» What is asked
Reproduce this listing in full.

┌────────

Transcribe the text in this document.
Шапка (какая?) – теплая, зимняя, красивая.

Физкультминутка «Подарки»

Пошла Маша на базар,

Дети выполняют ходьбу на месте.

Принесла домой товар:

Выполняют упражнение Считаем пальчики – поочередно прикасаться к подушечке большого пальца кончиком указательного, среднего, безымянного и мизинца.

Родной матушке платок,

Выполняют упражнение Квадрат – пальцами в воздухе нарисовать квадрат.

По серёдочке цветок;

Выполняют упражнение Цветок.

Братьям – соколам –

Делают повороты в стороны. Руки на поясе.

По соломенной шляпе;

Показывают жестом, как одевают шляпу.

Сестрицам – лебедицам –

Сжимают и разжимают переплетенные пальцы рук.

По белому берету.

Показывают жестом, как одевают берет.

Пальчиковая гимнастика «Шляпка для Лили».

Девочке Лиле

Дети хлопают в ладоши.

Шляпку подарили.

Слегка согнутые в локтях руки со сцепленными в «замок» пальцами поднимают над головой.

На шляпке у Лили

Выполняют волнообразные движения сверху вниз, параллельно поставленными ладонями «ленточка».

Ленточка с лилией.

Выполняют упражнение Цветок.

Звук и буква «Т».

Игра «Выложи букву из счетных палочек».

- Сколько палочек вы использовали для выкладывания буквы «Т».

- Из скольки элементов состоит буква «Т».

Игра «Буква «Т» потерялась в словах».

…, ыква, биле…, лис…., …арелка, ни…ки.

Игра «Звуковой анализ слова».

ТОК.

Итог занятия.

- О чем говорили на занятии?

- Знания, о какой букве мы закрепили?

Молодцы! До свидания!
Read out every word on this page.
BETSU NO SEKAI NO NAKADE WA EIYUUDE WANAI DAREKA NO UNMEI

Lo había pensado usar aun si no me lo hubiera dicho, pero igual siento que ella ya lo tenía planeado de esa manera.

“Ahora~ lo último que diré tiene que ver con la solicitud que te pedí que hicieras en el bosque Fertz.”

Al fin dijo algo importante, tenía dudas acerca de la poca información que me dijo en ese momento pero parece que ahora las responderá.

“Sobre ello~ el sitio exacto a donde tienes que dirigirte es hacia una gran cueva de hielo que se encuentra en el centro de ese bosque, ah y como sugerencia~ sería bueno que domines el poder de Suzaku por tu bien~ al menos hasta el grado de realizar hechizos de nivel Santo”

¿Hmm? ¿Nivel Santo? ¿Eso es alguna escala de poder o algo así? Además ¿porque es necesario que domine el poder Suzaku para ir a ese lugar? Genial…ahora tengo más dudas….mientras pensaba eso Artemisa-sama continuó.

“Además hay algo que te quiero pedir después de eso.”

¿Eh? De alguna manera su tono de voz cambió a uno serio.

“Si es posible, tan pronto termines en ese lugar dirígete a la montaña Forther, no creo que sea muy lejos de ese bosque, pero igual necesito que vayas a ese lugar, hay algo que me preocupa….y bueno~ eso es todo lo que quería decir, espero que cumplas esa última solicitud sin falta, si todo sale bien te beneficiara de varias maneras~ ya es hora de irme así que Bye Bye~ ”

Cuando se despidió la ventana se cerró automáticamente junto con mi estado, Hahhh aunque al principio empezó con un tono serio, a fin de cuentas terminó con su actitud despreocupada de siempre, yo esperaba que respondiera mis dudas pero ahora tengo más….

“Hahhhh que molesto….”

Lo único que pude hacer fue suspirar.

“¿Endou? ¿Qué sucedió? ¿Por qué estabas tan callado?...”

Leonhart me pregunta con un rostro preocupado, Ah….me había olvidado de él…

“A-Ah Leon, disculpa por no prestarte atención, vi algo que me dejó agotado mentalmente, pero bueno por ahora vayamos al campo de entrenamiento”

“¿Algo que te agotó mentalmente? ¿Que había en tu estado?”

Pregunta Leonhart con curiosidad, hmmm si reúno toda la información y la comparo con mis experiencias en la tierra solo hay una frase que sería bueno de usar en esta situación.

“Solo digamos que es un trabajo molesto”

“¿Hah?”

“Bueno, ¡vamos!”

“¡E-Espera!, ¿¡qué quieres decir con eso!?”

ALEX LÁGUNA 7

└────────

» Answer to the problem
Transcribe the text in this document.
Шапка (какая?) – теплая, зимняя, красивая.

Физкультминутка «Подарки»

Пошла Маша на базар,

Дети выполняют ходьбу на месте.

Принесла домой товар:

Выполняют упражнение Считаем пальчики – поочередно прикасаться к подушечке большого пальца кончиком указательного, среднего, безымянного и мизинца.

Родной матушке платок,

Выполняют упражнение Квадрат – пальцами в воздухе нарисовать квадрат.

По серёдочке цветок;

Выполняют упражнение Цветок.

Братьям – соколам –

Делают повороты в стороны. Руки на поясе.

По соломенной шляпе;

Показывают жестом, как одевают шляпу.

Сестрицам – лебедицам –

Сжимают и разжимают переплетенные пальцы рук.

По белому берету.

Показывают жестом, как одевают берет.

Пальчиковая гимнастика «Шляпка для Лили».

Девочке Лиле

Дети хлопают в ладоши.

Шляпку подарили.

Слегка согнутые в локтях руки со сцепленными в «замок» пальцами поднимают над головой.

На шляпке у Лили

Выполняют волнообразные движения сверху вниз, параллельно поставленными ладонями «ленточка».

Ленточка с лилией.

Выполняют упражнение Цветок.

Звук и буква «Т».

Игра «Выложи букву из счетных палочек».

- Сколько палочек вы использовали для выкладывания буквы «Т».

- Из скольки элементов состоит буква «Т».

Игра «Буква «Т» потерялась в словах».

…, ыква, биле…, лис…., …арелка, ни…ки.

Игра «Звуковой анализ слова».

ТОК.

Итог занятия.

- О чем говорили на занятии?

- Знания, о какой букве мы закрепили?

Молодцы! До свидания!
Read out every word on this page.
BETSU NO SEKAI NO NAKADE WA EIYUUDE WANAI DAREKA NO UNMEI

Lo había pensado usar aun si no me lo hubiera dicho, pero igual siento que ella ya lo tenía planeado de esa manera.

“Ahora~ lo último que diré tiene que ver con la solicitud que te pedí que hicieras en el bosque Fertz.”

Al fin dijo algo importante, tenía dudas acerca de la poca información que me dijo en ese momento pero parece que ahora las responderá.

“Sobre ello~ el sitio exacto a donde tienes que dirigirte es hacia una gran cueva de hielo que se encuentra en el centro de ese bosque, ah y como sugerencia~ sería bueno que domines el poder de Suzaku por tu bien~ al menos hasta el grado de realizar hechizos de nivel Santo”

¿Hmm? ¿Nivel Santo? ¿Eso es alguna escala de poder o algo así? Además ¿porque es necesario que domine el poder Suzaku para ir a ese lugar? Genial…ahora tengo más dudas….mientras pensaba eso Artemisa-sama continuó.

“Además hay algo que te quiero pedir después de eso.”

¿Eh? De alguna manera su tono de voz cambió a uno serio.

“Si es posible, tan pronto termines en ese lugar dirígete a la montaña Forther, no creo que sea muy lejos de ese bosque, pero igual necesito que vayas a ese lugar, hay algo que me preocupa….y bueno~ eso es todo lo que quería decir, espero que cumplas esa última solicitud sin falta, si todo sale bien te beneficiara de varias maneras~ ya es hora de irme así que Bye Bye~ ”

Cuando se despidió la ventana se cerró automáticamente junto con mi estado, Hahhh aunque al principio empezó con un tono serio, a fin de cuentas terminó con su actitud despreocupada de siempre, yo esperaba que respondiera mis dudas pero ahora tengo más….

“Hahhhh que molesto….”

Lo único que pude hacer fue suspirar.

“¿Endou? ¿Qué sucedió? ¿Por qué estabas tan callado?...”

Leonhart me pregunta con un rostro preocupado, Ah….me había olvidado de él…

“A-Ah Leon, disculpa por no prestarte atención, vi algo que me dejó agotado mentalmente, pero bueno por ahora vayamos al campo de entrenamiento”

“¿Algo que te agotó mentalmente? ¿Que había en tu estado?”

Pregunta Leonhart con curiosidad, hmmm si reúno toda la información y la comparo con mis experiencias en la tierra solo hay una frase que sería bueno de usar en esta situación.

“Solo digamos que es un trabajo molesto”

“¿Hah?”

“Bueno, ¡vamos!”

“¡E-Espera!, ¿¡qué quieres decir con eso!?”

ALEX LÁGUNA 7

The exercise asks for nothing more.